== About this exercise ==
Without any images, output the records below verbatim.
*** Given records ***
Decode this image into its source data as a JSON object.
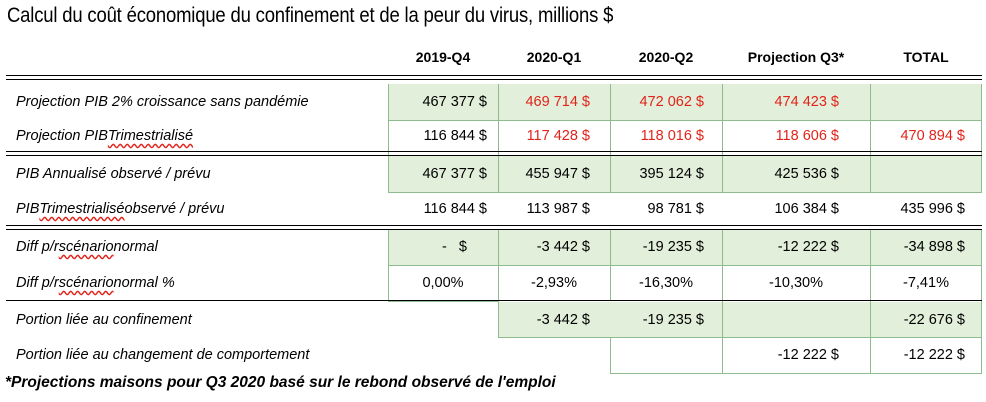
{
  "title": "Calcul du coût économique du confinement et de la peur du virus, millions $",
  "headers": [
    "2019-Q4",
    "2020-Q1",
    "2020-Q2",
    "Projection Q3*",
    "TOTAL"
  ],
  "rows": [
    {
      "label_pre": "Projection PIB 2% croissance sans pandémie",
      "label_sq": "",
      "label_post": "",
      "values": [
        "467 377 $",
        "469 714 $",
        "472 062 $",
        "474 423 $",
        ""
      ]
    },
    {
      "label_pre": "Projection PIB ",
      "label_sq": "Trimestrialisé",
      "label_post": "",
      "values": [
        "116 844 $",
        "117 428 $",
        "118 016 $",
        "118 606 $",
        "470 894 $"
      ]
    },
    {
      "label_pre": "PIB Annualisé observé / prévu",
      "label_sq": "",
      "label_post": "",
      "values": [
        "467 377 $",
        "455 947 $",
        "395 124 $",
        "425 536 $",
        ""
      ]
    },
    {
      "label_pre": "PIB ",
      "label_sq": "Trimestrialisé",
      "label_post": " observé / prévu",
      "values": [
        "116 844 $",
        "113 987 $",
        "98 781 $",
        "106 384 $",
        "435 996 $"
      ]
    },
    {
      "label_pre": "Diff p/r ",
      "label_sq": "scénario",
      "label_post": " normal",
      "values": [
        "-   $",
        "-3 442 $",
        "-19 235 $",
        "-12 222 $",
        "-34 898 $"
      ]
    },
    {
      "label_pre": "Diff p/r ",
      "label_sq": "scénario",
      "label_post": " normal %",
      "values": [
        "0,00%",
        "-2,93%",
        "-16,30%",
        "-10,30%",
        "-7,41%"
      ]
    },
    {
      "label_pre": "Portion liée au confinement",
      "label_sq": "",
      "label_post": "",
      "values": [
        "",
        "-3 442 $",
        "-19 235 $",
        "",
        "-22 676 $"
      ]
    },
    {
      "label_pre": "Portion liée au changement de comportement",
      "label_sq": "",
      "label_post": "",
      "values": [
        "",
        "",
        "",
        "-12 222 $",
        "-12 222 $"
      ]
    }
  ],
  "footnote": "*Projections maisons pour Q3 2020 basé sur le rebond observé de l'emploi",
  "colors": {
    "green_fill": "#e2efda",
    "green_border": "#8fbc8f",
    "red_text": "#e2231a"
  }
}
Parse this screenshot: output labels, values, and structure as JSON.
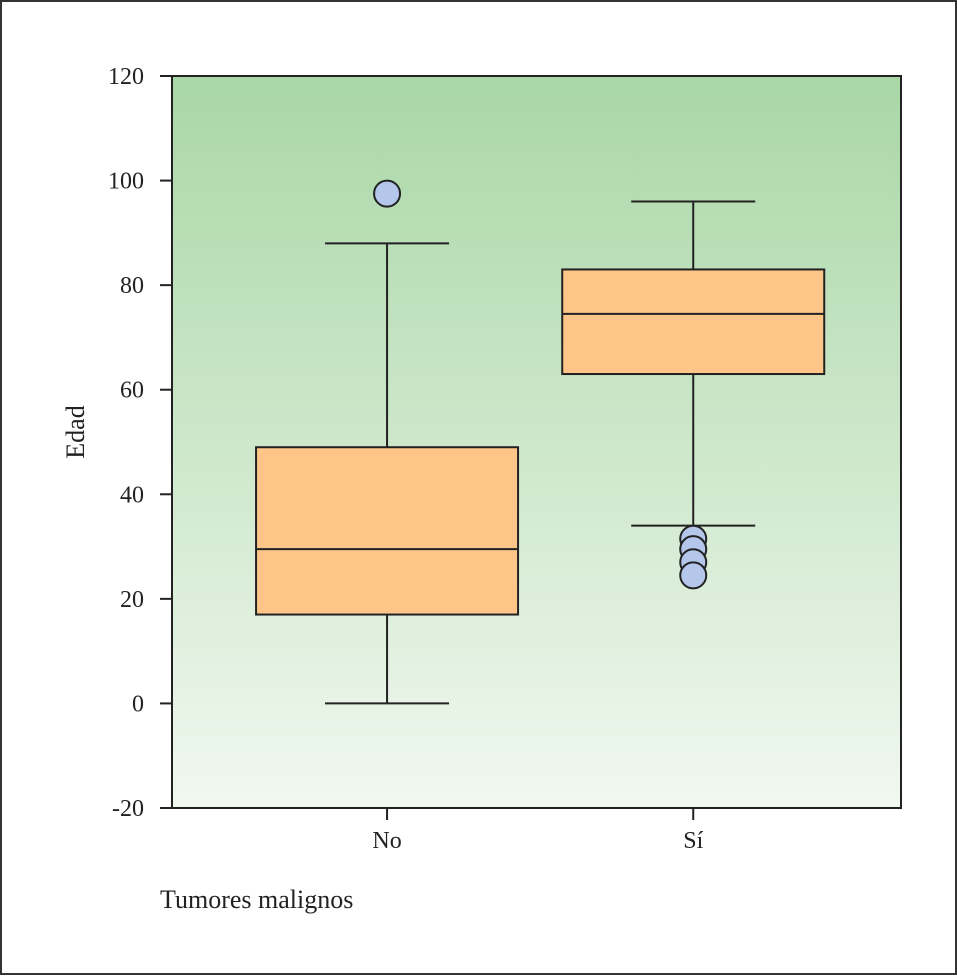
{
  "chart_data": {
    "type": "boxplot",
    "xlabel": "Tumores malignos",
    "ylabel": "Edad",
    "ylim": [
      -20,
      120
    ],
    "yticks": [
      -20,
      0,
      20,
      40,
      60,
      80,
      100,
      120
    ],
    "categories": [
      "No",
      "Sí"
    ],
    "boxes": [
      {
        "category": "No",
        "whisker_low": 0,
        "q1": 17,
        "median": 29.5,
        "q3": 49,
        "whisker_high": 88,
        "outliers": [
          97.5
        ]
      },
      {
        "category": "Sí",
        "whisker_low": 34,
        "q1": 63,
        "median": 74.5,
        "q3": 83,
        "whisker_high": 96,
        "outliers": [
          31.5,
          29.5,
          27,
          24.5
        ]
      }
    ],
    "grid": false,
    "colors": {
      "box_fill": "#fec589",
      "outlier_fill": "#b4c6ea",
      "background_top": "#a9d7a6",
      "background_bottom": "#f1f8f0",
      "line": "#222222"
    }
  }
}
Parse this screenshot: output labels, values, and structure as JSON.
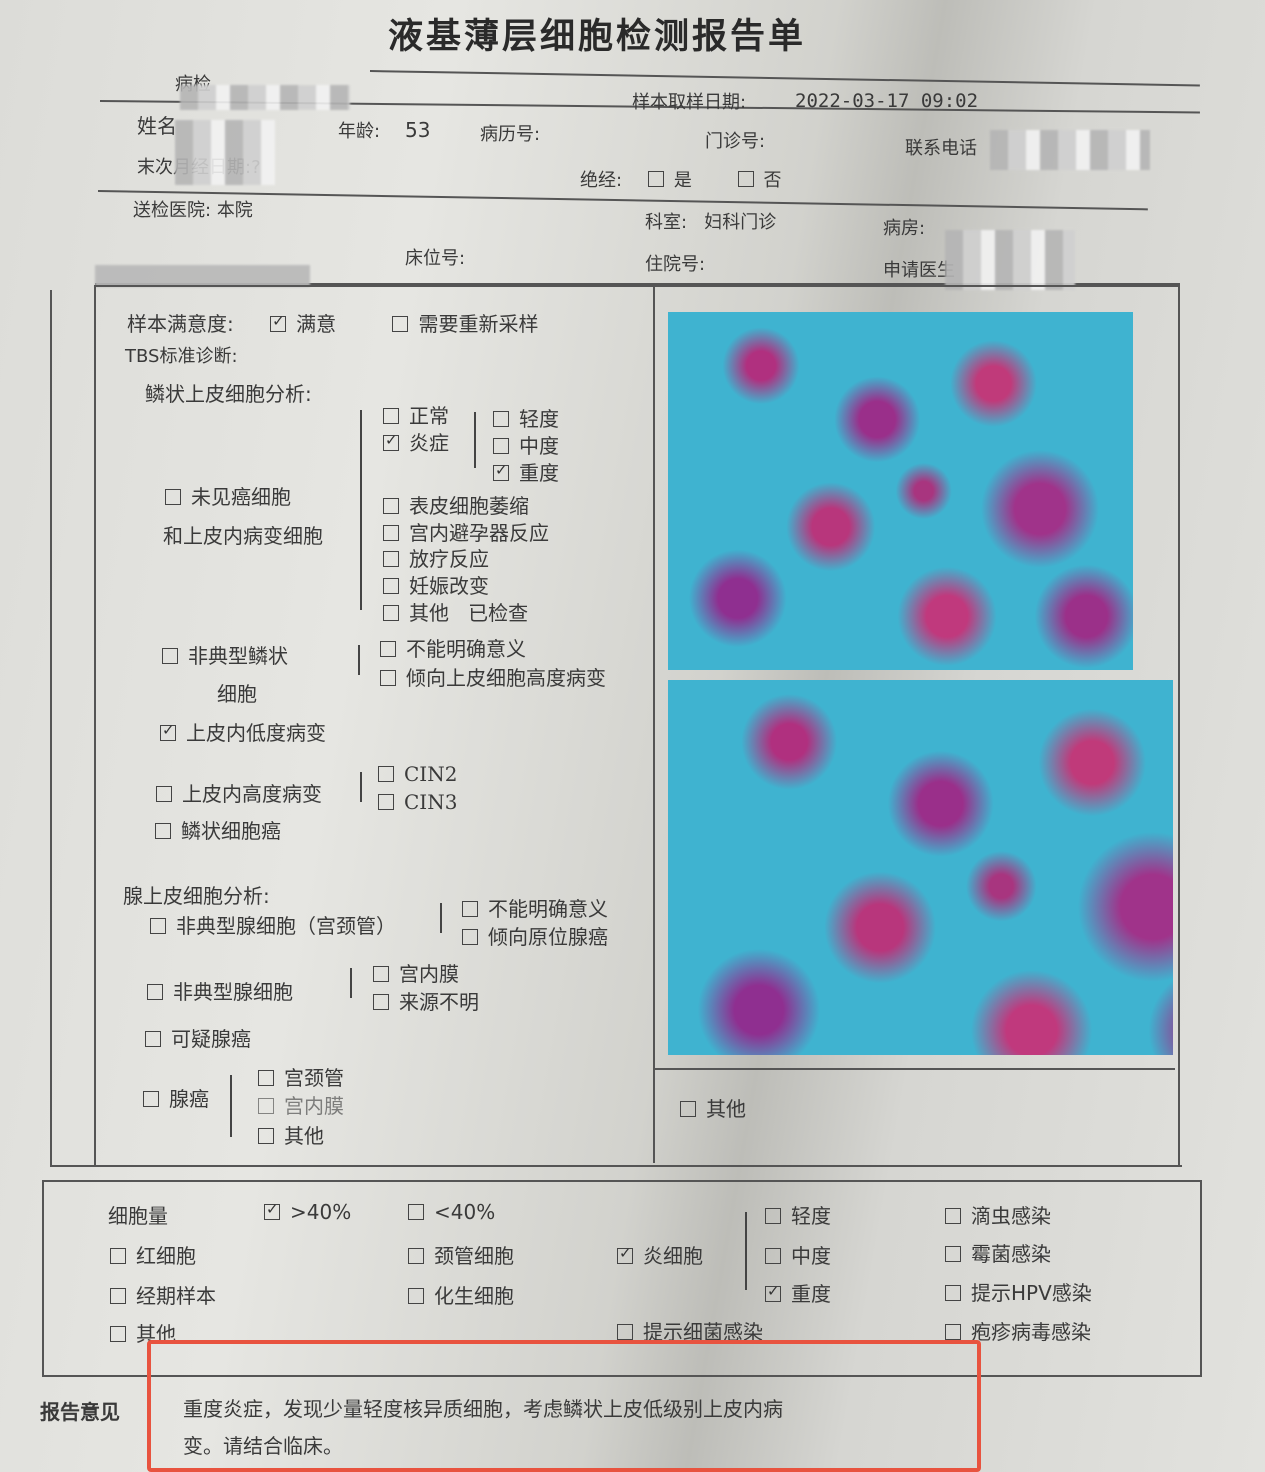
*** End of Given records ***
== Task solution ==
Decode this image into its source data as a JSON object.
{
  "title": "Calcul du coût économique du confinement et de la peur du virus, millions $",
  "headers": [
    "2019-Q4",
    "2020-Q1",
    "2020-Q2",
    "Projection Q3*",
    "TOTAL"
  ],
  "rows": [
    {
      "label_pre": "Projection PIB 2% croissance sans pandémie",
      "label_sq": "",
      "label_post": "",
      "values": [
        "467 377 $",
        "469 714 $",
        "472 062 $",
        "474 423 $",
        ""
      ]
    },
    {
      "label_pre": "Projection PIB ",
      "label_sq": "Trimestrialisé",
      "label_post": "",
      "values": [
        "116 844 $",
        "117 428 $",
        "118 016 $",
        "118 606 $",
        "470 894 $"
      ]
    },
    {
      "label_pre": "PIB Annualisé observé / prévu",
      "label_sq": "",
      "label_post": "",
      "values": [
        "467 377 $",
        "455 947 $",
        "395 124 $",
        "425 536 $",
        ""
      ]
    },
    {
      "label_pre": "PIB ",
      "label_sq": "Trimestrialisé",
      "label_post": " observé / prévu",
      "values": [
        "116 844 $",
        "113 987 $",
        "98 781 $",
        "106 384 $",
        "435 996 $"
      ]
    },
    {
      "label_pre": "Diff p/r ",
      "label_sq": "scénario",
      "label_post": " normal",
      "values": [
        "-   $",
        "-3 442 $",
        "-19 235 $",
        "-12 222 $",
        "-34 898 $"
      ]
    },
    {
      "label_pre": "Diff p/r ",
      "label_sq": "scénario",
      "label_post": " normal %",
      "values": [
        "0,00%",
        "-2,93%",
        "-16,30%",
        "-10,30%",
        "-7,41%"
      ]
    },
    {
      "label_pre": "Portion liée au confinement",
      "label_sq": "",
      "label_post": "",
      "values": [
        "",
        "-3 442 $",
        "-19 235 $",
        "",
        "-22 676 $"
      ]
    },
    {
      "label_pre": "Portion liée au changement de comportement",
      "label_sq": "",
      "label_post": "",
      "values": [
        "",
        "",
        "",
        "-12 222 $",
        "-12 222 $"
      ]
    }
  ],
  "footnote": "*Projections maisons pour Q3 2020 basé sur le rebond observé de l'emploi",
  "colors": {
    "green_fill": "#e2efda",
    "green_border": "#8fbc8f",
    "red_text": "#e2231a"
  }
}
Parse this screenshot: output labels, values, and structure as JSON.
{
  "chart_data": {
    "type": "boxplot",
    "xlabel": "Tumores malignos",
    "ylabel": "Edad",
    "ylim": [
      -20,
      120
    ],
    "yticks": [
      -20,
      0,
      20,
      40,
      60,
      80,
      100,
      120
    ],
    "categories": [
      "No",
      "Sí"
    ],
    "boxes": [
      {
        "category": "No",
        "whisker_low": 0,
        "q1": 17,
        "median": 29.5,
        "q3": 49,
        "whisker_high": 88,
        "outliers": [
          97.5
        ]
      },
      {
        "category": "Sí",
        "whisker_low": 34,
        "q1": 63,
        "median": 74.5,
        "q3": 83,
        "whisker_high": 96,
        "outliers": [
          31.5,
          29.5,
          27,
          24.5
        ]
      }
    ],
    "grid": false,
    "colors": {
      "box_fill": "#fec589",
      "outlier_fill": "#b4c6ea",
      "background_top": "#a9d7a6",
      "background_bottom": "#f1f8f0",
      "line": "#222222"
    }
  }
}
Parse this screenshot: output labels, values, and structure as JSON.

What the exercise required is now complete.